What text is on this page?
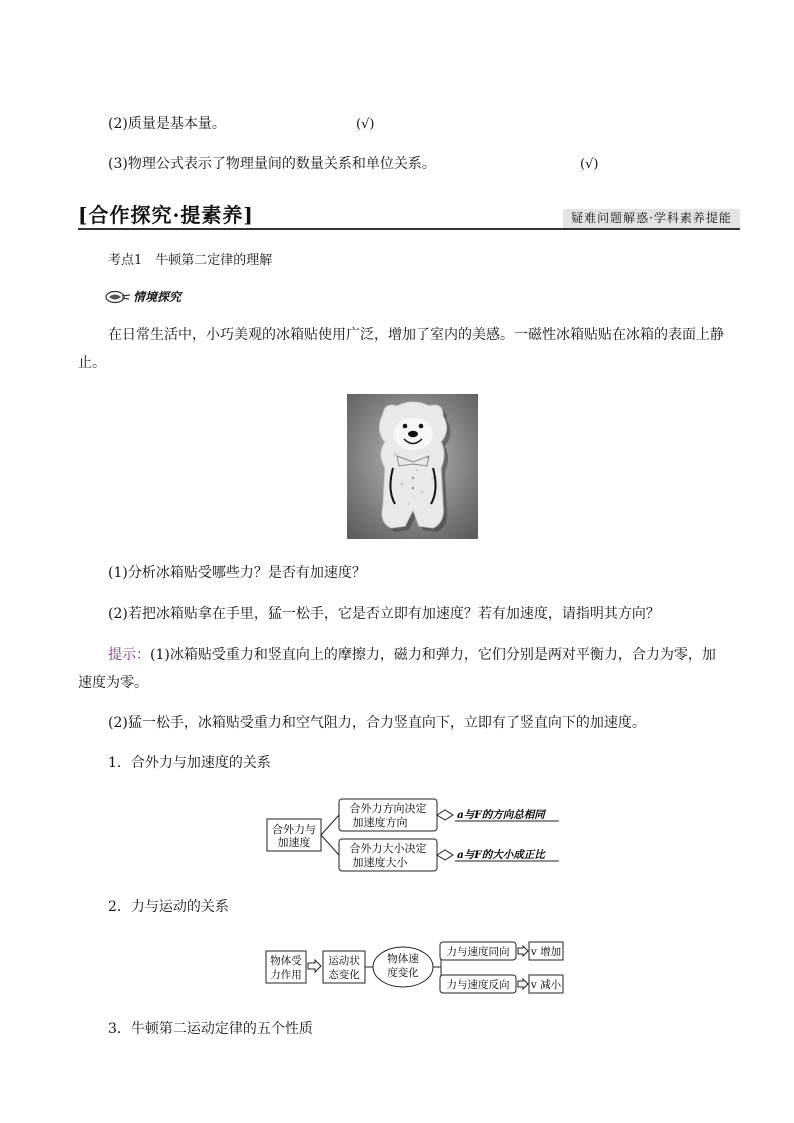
(2)质量是基本量。	(√)
(3)物理公式表示了物理量间的数量关系和单位关系。	(√)
[合作探究·提素养]	疑难问题解惑·学科素养提能
考点1　牛顿第二定律的理解
情境探究
在日常生活中，小巧美观的冰箱贴使用广泛，增加了室内的美感。一磁性冰箱贴贴在冰箱的表面上静
止。
(1)分析冰箱贴受哪些力？是否有加速度？
(2)若把冰箱贴拿在手里，猛一松手，它是否立即有加速度？若有加速度，请指明其方向？
提示：(1)冰箱贴受重力和竖直向上的摩擦力，磁力和弹力，它们分别是两对平衡力，合力为零，加
速度为零。
(2)猛一松手，冰箱贴受重力和空气阻力，合力竖直向下，立即有了竖直向下的加速度。
1．合外力与加速度的关系
合外力与
加速度
合外力方向决定
加速度方向
合外力大小决定
加速度大小
a与F的方向总相同
a与F的大小成正比
2．力与运动的关系
物体受
力作用
运动状
态变化
物体速
度变化
力与速度同向
力与速度反向
v 增加
v 减小
3．牛顿第二运动定律的五个性质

########

EXERCISE INSTRUCTIONS: Pull every line containing the word "猛一松手" out of the material.

RESPONSE TO THE EXERCISE:
(2)若把冰箱贴拿在手里，猛一松手，它是否立即有加速度？若有加速度，请指明其方向？
(2)猛一松手，冰箱贴受重力和空气阻力，合力竖直向下，立即有了竖直向下的加速度。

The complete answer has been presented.